» EXERCISE REQUIREMENTS:
Report how many lines in the records hold the string "data"; give the number and nothing else.

» RECORD EXCERPTS:
────────
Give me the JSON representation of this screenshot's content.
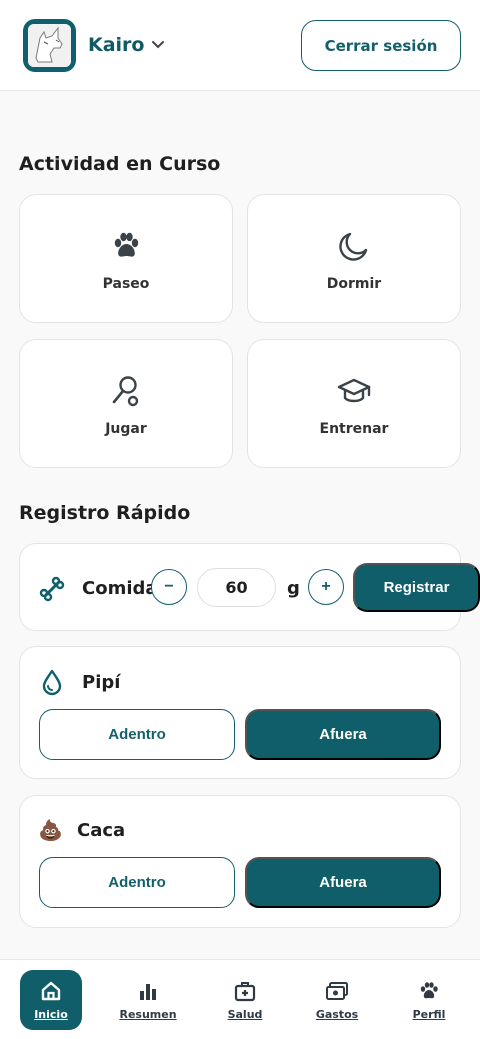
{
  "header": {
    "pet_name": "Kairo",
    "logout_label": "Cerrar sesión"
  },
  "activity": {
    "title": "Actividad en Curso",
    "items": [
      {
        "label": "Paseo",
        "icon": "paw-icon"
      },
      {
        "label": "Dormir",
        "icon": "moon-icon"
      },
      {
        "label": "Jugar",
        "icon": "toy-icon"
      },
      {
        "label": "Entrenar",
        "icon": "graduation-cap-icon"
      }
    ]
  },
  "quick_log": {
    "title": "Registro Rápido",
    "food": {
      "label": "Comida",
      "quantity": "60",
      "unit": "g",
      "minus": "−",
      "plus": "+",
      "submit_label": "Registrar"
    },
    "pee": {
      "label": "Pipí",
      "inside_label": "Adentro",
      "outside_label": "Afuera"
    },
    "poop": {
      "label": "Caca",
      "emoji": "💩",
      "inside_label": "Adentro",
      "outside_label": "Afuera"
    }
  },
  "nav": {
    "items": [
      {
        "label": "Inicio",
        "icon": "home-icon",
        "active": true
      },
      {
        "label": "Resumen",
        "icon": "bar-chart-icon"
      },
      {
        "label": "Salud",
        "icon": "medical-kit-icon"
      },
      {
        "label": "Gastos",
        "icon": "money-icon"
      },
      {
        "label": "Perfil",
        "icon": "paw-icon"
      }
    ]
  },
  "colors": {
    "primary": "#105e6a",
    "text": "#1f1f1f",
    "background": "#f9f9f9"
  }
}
────────
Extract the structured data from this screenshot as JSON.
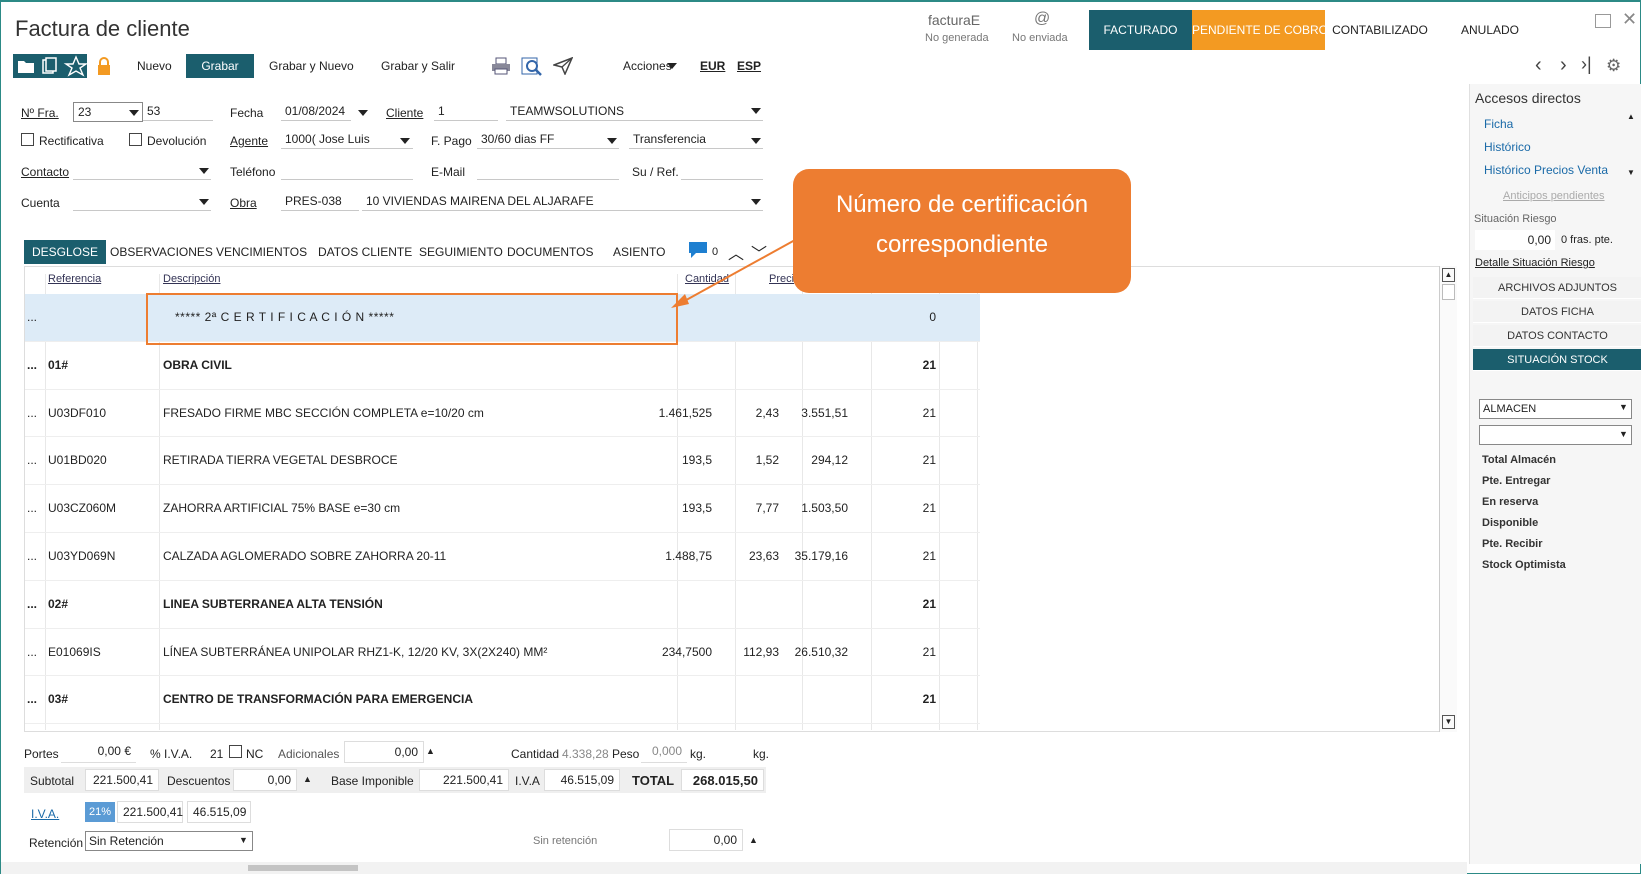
────────
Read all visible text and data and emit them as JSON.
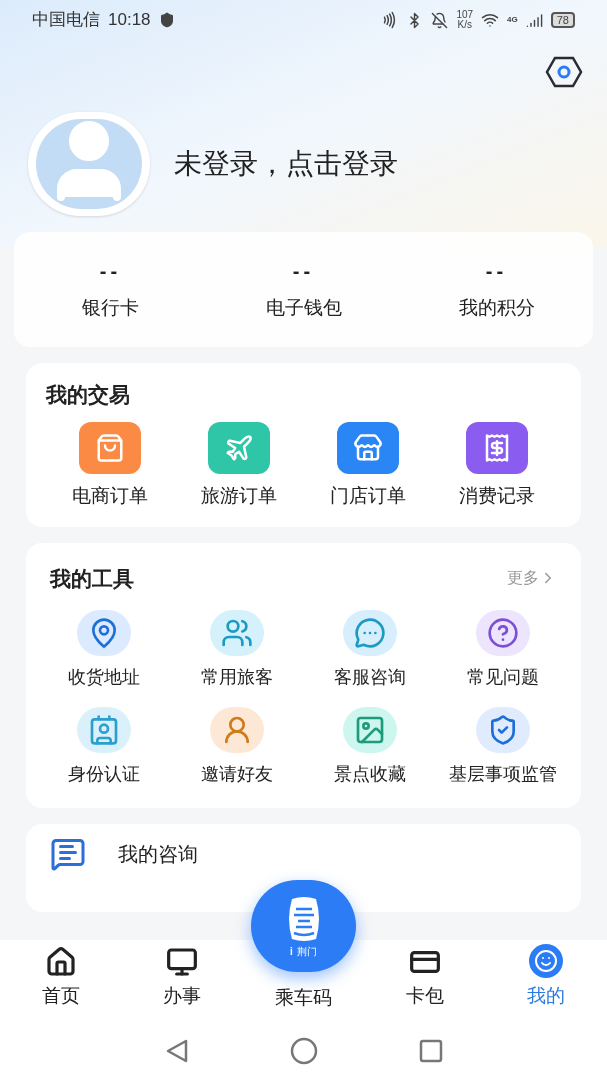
────────
» EXPECTED ANSWER:
2